■ Problem details ■
Quote the lines below from the one containing "Read out every word on this page." to the final line, both ends included; exclude the pictures.

** Begin Records provided **

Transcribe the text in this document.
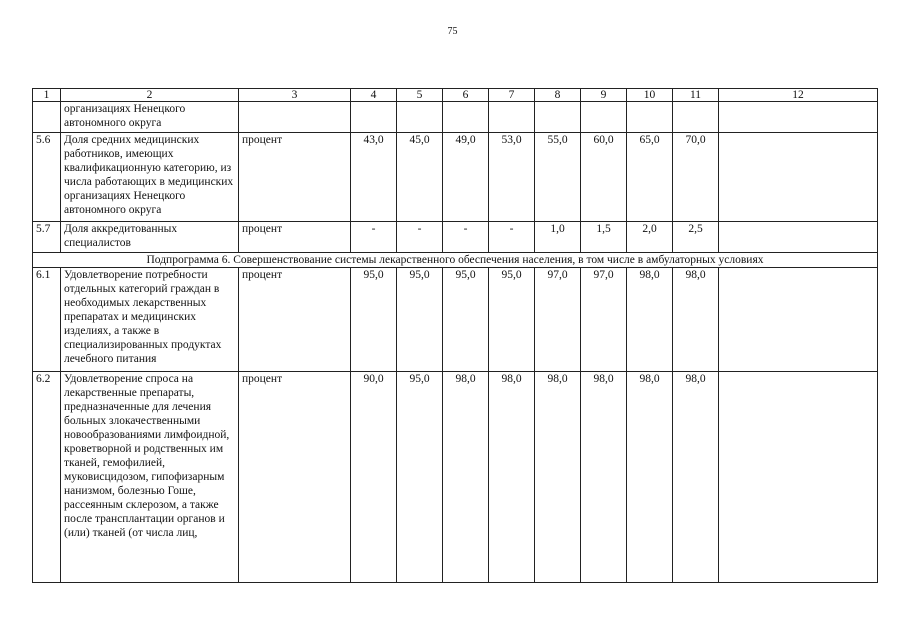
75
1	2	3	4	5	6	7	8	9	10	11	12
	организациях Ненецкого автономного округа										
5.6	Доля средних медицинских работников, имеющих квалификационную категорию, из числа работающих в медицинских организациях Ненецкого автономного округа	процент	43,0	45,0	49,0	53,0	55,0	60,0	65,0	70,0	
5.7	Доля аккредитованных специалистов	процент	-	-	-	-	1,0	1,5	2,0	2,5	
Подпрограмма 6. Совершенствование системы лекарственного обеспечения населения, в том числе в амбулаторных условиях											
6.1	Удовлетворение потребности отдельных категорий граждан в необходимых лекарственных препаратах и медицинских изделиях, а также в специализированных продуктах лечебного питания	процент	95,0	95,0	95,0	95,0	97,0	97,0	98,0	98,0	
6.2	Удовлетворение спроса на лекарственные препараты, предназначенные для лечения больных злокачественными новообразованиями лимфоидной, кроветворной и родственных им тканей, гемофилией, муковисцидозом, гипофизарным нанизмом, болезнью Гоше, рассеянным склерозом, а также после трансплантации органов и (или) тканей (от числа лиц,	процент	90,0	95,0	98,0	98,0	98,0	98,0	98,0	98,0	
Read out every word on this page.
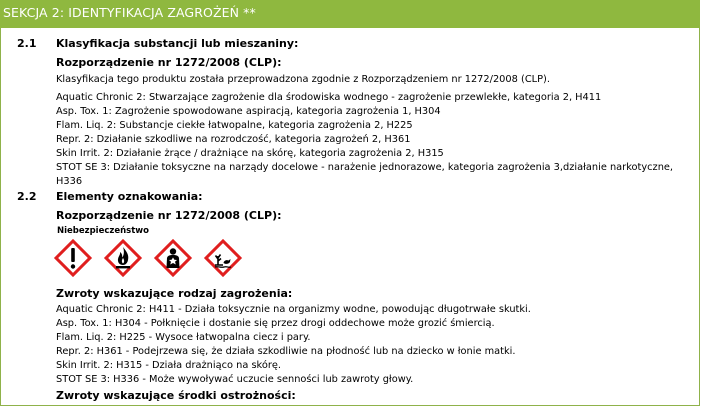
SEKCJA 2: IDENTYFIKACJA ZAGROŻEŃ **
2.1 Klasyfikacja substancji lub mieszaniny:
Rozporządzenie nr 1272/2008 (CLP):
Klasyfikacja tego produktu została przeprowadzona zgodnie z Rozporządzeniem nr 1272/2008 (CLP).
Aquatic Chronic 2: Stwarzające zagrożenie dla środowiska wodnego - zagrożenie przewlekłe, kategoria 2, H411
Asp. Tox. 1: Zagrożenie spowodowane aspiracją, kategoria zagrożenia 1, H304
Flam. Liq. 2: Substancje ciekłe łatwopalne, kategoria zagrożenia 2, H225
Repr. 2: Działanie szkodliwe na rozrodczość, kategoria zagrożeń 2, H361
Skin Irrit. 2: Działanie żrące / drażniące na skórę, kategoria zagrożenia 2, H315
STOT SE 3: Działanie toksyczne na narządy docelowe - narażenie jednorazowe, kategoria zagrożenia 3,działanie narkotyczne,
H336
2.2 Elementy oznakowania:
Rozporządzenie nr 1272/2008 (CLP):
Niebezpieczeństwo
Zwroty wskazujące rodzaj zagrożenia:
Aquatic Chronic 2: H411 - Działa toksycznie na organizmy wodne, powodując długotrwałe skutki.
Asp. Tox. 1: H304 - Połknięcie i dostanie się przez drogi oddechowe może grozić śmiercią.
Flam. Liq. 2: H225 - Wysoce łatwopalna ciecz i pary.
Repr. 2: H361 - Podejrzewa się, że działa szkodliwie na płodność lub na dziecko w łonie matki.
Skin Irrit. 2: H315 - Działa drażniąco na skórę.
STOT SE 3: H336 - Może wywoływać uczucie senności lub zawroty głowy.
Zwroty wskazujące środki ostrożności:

** End Records provided **

■ Solution to this exercise ■
Read out every word on this page.
SEKCJA 2: IDENTYFIKACJA ZAGROŻEŃ **
2.1 Klasyfikacja substancji lub mieszaniny:
Rozporządzenie nr 1272/2008 (CLP):
Klasyfikacja tego produktu została przeprowadzona zgodnie z Rozporządzeniem nr 1272/2008 (CLP).
Aquatic Chronic 2: Stwarzające zagrożenie dla środowiska wodnego - zagrożenie przewlekłe, kategoria 2, H411
Asp. Tox. 1: Zagrożenie spowodowane aspiracją, kategoria zagrożenia 1, H304
Flam. Liq. 2: Substancje ciekłe łatwopalne, kategoria zagrożenia 2, H225
Repr. 2: Działanie szkodliwe na rozrodczość, kategoria zagrożeń 2, H361
Skin Irrit. 2: Działanie żrące / drażniące na skórę, kategoria zagrożenia 2, H315
STOT SE 3: Działanie toksyczne na narządy docelowe - narażenie jednorazowe, kategoria zagrożenia 3,działanie narkotyczne,
H336
2.2 Elementy oznakowania:
Rozporządzenie nr 1272/2008 (CLP):
Niebezpieczeństwo
Zwroty wskazujące rodzaj zagrożenia:
Aquatic Chronic 2: H411 - Działa toksycznie na organizmy wodne, powodując długotrwałe skutki.
Asp. Tox. 1: H304 - Połknięcie i dostanie się przez drogi oddechowe może grozić śmiercią.
Flam. Liq. 2: H225 - Wysoce łatwopalna ciecz i pary.
Repr. 2: H361 - Podejrzewa się, że działa szkodliwie na płodność lub na dziecko w łonie matki.
Skin Irrit. 2: H315 - Działa drażniąco na skórę.
STOT SE 3: H336 - Może wywoływać uczucie senności lub zawroty głowy.
Zwroty wskazujące środki ostrożności:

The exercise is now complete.